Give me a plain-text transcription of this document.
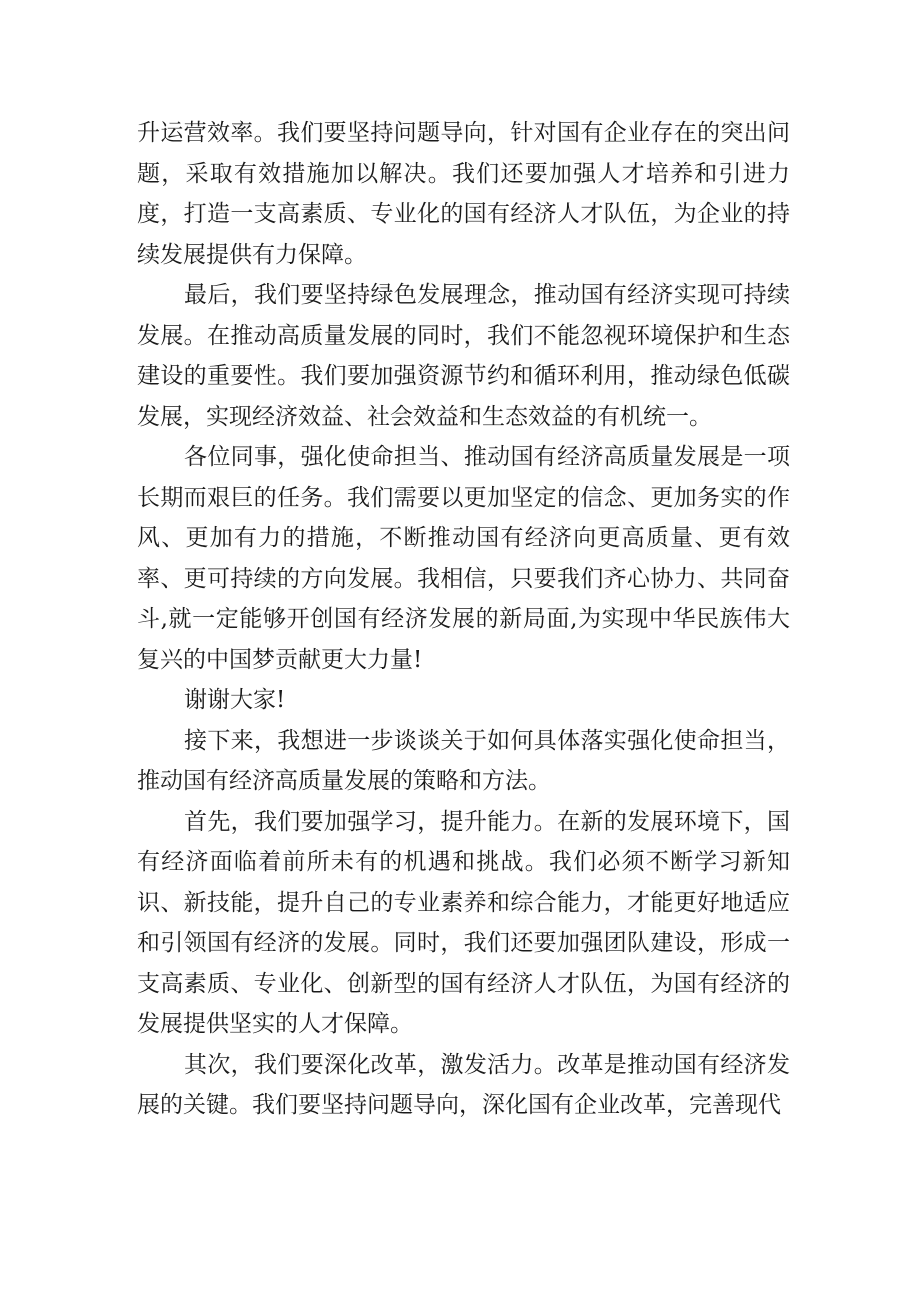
升运营效率。我们要坚持问题导向，针对国有企业存在的突出问题，采取有效措施加以解决。我们还要加强人才培养和引进力度，打造一支高素质、专业化的国有经济人才队伍，为企业的持续发展提供有力保障。

最后，我们要坚持绿色发展理念，推动国有经济实现可持续发展。在推动高质量发展的同时，我们不能忽视环境保护和生态建设的重要性。我们要加强资源节约和循环利用，推动绿色低碳发展，实现经济效益、社会效益和生态效益的有机统一。

各位同事，强化使命担当、推动国有经济高质量发展是一项长期而艰巨的任务。我们需要以更加坚定的信念、更加务实的作风、更加有力的措施，不断推动国有经济向更高质量、更有效率、更可持续的方向发展。我相信，只要我们齐心协力、共同奋斗,就一定能够开创国有经济发展的新局面,为实现中华民族伟大复兴的中国梦贡献更大力量!

谢谢大家!

接下来，我想进一步谈谈关于如何具体落实强化使命担当，推动国有经济高质量发展的策略和方法。

首先，我们要加强学习，提升能力。在新的发展环境下，国有经济面临着前所未有的机遇和挑战。我们必须不断学习新知识、新技能，提升自己的专业素养和综合能力，才能更好地适应和引领国有经济的发展。同时，我们还要加强团队建设，形成一支高素质、专业化、创新型的国有经济人才队伍，为国有经济的发展提供坚实的人才保障。

其次，我们要深化改革，激发活力。改革是推动国有经济发展的关键。我们要坚持问题导向，深化国有企业改革，完善现代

══════

--- YOUR INSTRUCTIONS ---
Pick out each line above that includes "我们要坚持问题导向" and show it.

--- FULL ANSWER ---
升运营效率。我们要坚持问题导向，针对国有企业存在的突出问题，采取有效措施加以解决。我们还要加强人才培养和引进力度，打造一支高素质、专业化的国有经济人才队伍，为企业的持续发展提供有力保障。
其次，我们要深化改革，激发活力。改革是推动国有经济发展的关键。我们要坚持问题导向，深化国有企业改革，完善现代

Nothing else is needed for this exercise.